*Given request*. What follows is a listing; restate every line of it word for word.

** Begin Excerpted records **

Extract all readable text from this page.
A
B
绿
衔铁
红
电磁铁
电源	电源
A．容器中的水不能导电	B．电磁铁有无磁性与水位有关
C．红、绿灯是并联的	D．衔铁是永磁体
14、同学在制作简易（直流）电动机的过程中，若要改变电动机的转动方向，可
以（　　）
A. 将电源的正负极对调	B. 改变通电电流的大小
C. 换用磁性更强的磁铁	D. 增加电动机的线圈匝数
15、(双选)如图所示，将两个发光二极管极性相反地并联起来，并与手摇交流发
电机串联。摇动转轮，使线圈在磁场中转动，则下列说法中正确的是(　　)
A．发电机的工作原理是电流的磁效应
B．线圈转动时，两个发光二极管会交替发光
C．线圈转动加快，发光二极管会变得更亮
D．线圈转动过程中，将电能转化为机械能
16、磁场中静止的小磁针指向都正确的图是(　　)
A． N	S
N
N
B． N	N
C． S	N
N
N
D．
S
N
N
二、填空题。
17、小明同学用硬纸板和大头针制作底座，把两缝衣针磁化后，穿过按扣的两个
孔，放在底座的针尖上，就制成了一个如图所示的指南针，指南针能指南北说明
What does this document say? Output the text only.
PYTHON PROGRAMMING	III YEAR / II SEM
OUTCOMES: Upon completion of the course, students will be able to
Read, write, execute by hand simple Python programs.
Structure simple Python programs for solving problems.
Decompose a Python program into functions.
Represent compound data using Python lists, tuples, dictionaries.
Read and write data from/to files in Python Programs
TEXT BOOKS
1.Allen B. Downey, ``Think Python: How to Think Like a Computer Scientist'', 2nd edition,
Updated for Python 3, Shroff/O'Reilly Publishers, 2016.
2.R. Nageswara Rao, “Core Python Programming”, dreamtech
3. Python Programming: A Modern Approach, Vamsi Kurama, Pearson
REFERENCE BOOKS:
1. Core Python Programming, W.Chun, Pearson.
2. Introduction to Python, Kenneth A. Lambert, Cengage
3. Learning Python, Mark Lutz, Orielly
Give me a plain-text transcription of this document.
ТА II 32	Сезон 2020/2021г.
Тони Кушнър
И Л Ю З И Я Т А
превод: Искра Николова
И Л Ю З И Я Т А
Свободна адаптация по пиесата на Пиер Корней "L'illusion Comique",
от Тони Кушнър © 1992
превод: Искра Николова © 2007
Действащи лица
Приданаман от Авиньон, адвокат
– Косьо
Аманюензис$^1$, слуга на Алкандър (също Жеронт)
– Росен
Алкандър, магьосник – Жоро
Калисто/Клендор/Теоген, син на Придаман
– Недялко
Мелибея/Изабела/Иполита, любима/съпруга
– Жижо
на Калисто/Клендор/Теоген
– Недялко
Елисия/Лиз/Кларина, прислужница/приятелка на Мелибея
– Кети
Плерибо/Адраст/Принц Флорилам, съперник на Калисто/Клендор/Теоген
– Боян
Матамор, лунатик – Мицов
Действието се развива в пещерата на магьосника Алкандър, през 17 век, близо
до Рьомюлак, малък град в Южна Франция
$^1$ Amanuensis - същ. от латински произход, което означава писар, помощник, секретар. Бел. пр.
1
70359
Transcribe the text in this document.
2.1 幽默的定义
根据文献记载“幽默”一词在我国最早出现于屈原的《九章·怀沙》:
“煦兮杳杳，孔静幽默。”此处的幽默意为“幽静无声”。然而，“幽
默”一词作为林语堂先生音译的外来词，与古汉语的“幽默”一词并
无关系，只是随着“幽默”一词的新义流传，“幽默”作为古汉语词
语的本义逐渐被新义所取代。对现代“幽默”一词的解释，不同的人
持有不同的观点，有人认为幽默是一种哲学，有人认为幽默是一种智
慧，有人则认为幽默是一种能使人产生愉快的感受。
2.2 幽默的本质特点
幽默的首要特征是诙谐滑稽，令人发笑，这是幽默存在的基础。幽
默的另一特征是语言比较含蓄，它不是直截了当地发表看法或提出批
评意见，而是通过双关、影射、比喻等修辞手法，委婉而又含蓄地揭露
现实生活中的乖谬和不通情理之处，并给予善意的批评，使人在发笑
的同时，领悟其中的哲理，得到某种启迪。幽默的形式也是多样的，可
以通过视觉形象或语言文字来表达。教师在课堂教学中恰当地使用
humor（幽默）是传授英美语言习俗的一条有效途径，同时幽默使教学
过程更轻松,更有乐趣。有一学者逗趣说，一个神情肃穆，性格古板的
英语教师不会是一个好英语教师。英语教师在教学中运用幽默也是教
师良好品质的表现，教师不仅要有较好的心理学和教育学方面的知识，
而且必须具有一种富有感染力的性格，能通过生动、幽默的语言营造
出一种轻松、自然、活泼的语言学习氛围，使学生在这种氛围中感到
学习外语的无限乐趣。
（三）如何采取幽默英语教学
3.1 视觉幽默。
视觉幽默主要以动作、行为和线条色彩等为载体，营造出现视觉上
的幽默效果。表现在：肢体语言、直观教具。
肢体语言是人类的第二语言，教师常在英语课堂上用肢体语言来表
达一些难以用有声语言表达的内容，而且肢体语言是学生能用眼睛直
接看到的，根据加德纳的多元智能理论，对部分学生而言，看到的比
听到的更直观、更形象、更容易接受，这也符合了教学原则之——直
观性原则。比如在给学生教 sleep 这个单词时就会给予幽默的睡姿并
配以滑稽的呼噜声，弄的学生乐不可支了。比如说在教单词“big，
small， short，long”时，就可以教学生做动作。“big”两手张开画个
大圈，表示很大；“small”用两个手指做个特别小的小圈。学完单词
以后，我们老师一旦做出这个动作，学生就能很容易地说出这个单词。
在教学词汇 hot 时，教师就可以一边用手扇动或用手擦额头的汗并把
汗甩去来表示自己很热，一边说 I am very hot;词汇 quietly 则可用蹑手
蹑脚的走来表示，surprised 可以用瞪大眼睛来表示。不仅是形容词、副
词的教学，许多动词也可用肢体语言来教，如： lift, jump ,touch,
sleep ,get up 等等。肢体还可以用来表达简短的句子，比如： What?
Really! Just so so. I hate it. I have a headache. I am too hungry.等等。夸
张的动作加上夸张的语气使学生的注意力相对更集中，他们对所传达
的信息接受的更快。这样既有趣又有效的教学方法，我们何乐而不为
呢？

** End Excerpted records **

*Solution*.
Extract all readable text from this page.
A
B
绿
衔铁
红
电磁铁
电源	电源
A．容器中的水不能导电	B．电磁铁有无磁性与水位有关
C．红、绿灯是并联的	D．衔铁是永磁体
14、同学在制作简易（直流）电动机的过程中，若要改变电动机的转动方向，可
以（　　）
A. 将电源的正负极对调	B. 改变通电电流的大小
C. 换用磁性更强的磁铁	D. 增加电动机的线圈匝数
15、(双选)如图所示，将两个发光二极管极性相反地并联起来，并与手摇交流发
电机串联。摇动转轮，使线圈在磁场中转动，则下列说法中正确的是(　　)
A．发电机的工作原理是电流的磁效应
B．线圈转动时，两个发光二极管会交替发光
C．线圈转动加快，发光二极管会变得更亮
D．线圈转动过程中，将电能转化为机械能
16、磁场中静止的小磁针指向都正确的图是(　　)
A． N	S
N
N
B． N	N
C． S	N
N
N
D．
S
N
N
二、填空题。
17、小明同学用硬纸板和大头针制作底座，把两缝衣针磁化后，穿过按扣的两个
孔，放在底座的针尖上，就制成了一个如图所示的指南针，指南针能指南北说明
What does this document say? Output the text only.
PYTHON PROGRAMMING	III YEAR / II SEM
OUTCOMES: Upon completion of the course, students will be able to
Read, write, execute by hand simple Python programs.
Structure simple Python programs for solving problems.
Decompose a Python program into functions.
Represent compound data using Python lists, tuples, dictionaries.
Read and write data from/to files in Python Programs
TEXT BOOKS
1.Allen B. Downey, ``Think Python: How to Think Like a Computer Scientist'', 2nd edition,
Updated for Python 3, Shroff/O'Reilly Publishers, 2016.
2.R. Nageswara Rao, “Core Python Programming”, dreamtech
3. Python Programming: A Modern Approach, Vamsi Kurama, Pearson
REFERENCE BOOKS:
1. Core Python Programming, W.Chun, Pearson.
2. Introduction to Python, Kenneth A. Lambert, Cengage
3. Learning Python, Mark Lutz, Orielly
Give me a plain-text transcription of this document.
ТА II 32	Сезон 2020/2021г.
Тони Кушнър
И Л Ю З И Я Т А
превод: Искра Николова
И Л Ю З И Я Т А
Свободна адаптация по пиесата на Пиер Корней "L'illusion Comique",
от Тони Кушнър © 1992
превод: Искра Николова © 2007
Действащи лица
Приданаман от Авиньон, адвокат
– Косьо
Аманюензис$^1$, слуга на Алкандър (също Жеронт)
– Росен
Алкандър, магьосник – Жоро
Калисто/Клендор/Теоген, син на Придаман
– Недялко
Мелибея/Изабела/Иполита, любима/съпруга
– Жижо
на Калисто/Клендор/Теоген
– Недялко
Елисия/Лиз/Кларина, прислужница/приятелка на Мелибея
– Кети
Плерибо/Адраст/Принц Флорилам, съперник на Калисто/Клендор/Теоген
– Боян
Матамор, лунатик – Мицов
Действието се развива в пещерата на магьосника Алкандър, през 17 век, близо
до Рьомюлак, малък град в Южна Франция
$^1$ Amanuensis - същ. от латински произход, което означава писар, помощник, секретар. Бел. пр.
1
70359
Transcribe the text in this document.
2.1 幽默的定义
根据文献记载“幽默”一词在我国最早出现于屈原的《九章·怀沙》:
“煦兮杳杳，孔静幽默。”此处的幽默意为“幽静无声”。然而，“幽
默”一词作为林语堂先生音译的外来词，与古汉语的“幽默”一词并
无关系，只是随着“幽默”一词的新义流传，“幽默”作为古汉语词
语的本义逐渐被新义所取代。对现代“幽默”一词的解释，不同的人
持有不同的观点，有人认为幽默是一种哲学，有人认为幽默是一种智
慧，有人则认为幽默是一种能使人产生愉快的感受。
2.2 幽默的本质特点
幽默的首要特征是诙谐滑稽，令人发笑，这是幽默存在的基础。幽
默的另一特征是语言比较含蓄，它不是直截了当地发表看法或提出批
评意见，而是通过双关、影射、比喻等修辞手法，委婉而又含蓄地揭露
现实生活中的乖谬和不通情理之处，并给予善意的批评，使人在发笑
的同时，领悟其中的哲理，得到某种启迪。幽默的形式也是多样的，可
以通过视觉形象或语言文字来表达。教师在课堂教学中恰当地使用
humor（幽默）是传授英美语言习俗的一条有效途径，同时幽默使教学
过程更轻松,更有乐趣。有一学者逗趣说，一个神情肃穆，性格古板的
英语教师不会是一个好英语教师。英语教师在教学中运用幽默也是教
师良好品质的表现，教师不仅要有较好的心理学和教育学方面的知识，
而且必须具有一种富有感染力的性格，能通过生动、幽默的语言营造
出一种轻松、自然、活泼的语言学习氛围，使学生在这种氛围中感到
学习外语的无限乐趣。
（三）如何采取幽默英语教学
3.1 视觉幽默。
视觉幽默主要以动作、行为和线条色彩等为载体，营造出现视觉上
的幽默效果。表现在：肢体语言、直观教具。
肢体语言是人类的第二语言，教师常在英语课堂上用肢体语言来表
达一些难以用有声语言表达的内容，而且肢体语言是学生能用眼睛直
接看到的，根据加德纳的多元智能理论，对部分学生而言，看到的比
听到的更直观、更形象、更容易接受，这也符合了教学原则之——直
观性原则。比如在给学生教 sleep 这个单词时就会给予幽默的睡姿并
配以滑稽的呼噜声，弄的学生乐不可支了。比如说在教单词“big，
small， short，long”时，就可以教学生做动作。“big”两手张开画个
大圈，表示很大；“small”用两个手指做个特别小的小圈。学完单词
以后，我们老师一旦做出这个动作，学生就能很容易地说出这个单词。
在教学词汇 hot 时，教师就可以一边用手扇动或用手擦额头的汗并把
汗甩去来表示自己很热，一边说 I am very hot;词汇 quietly 则可用蹑手
蹑脚的走来表示，surprised 可以用瞪大眼睛来表示。不仅是形容词、副
词的教学，许多动词也可用肢体语言来教，如： lift, jump ,touch,
sleep ,get up 等等。肢体还可以用来表达简短的句子，比如： What?
Really! Just so so. I hate it. I have a headache. I am too hungry.等等。夸
张的动作加上夸张的语气使学生的注意力相对更集中，他们对所传达
的信息接受的更快。这样既有趣又有效的教学方法，我们何乐而不为
呢？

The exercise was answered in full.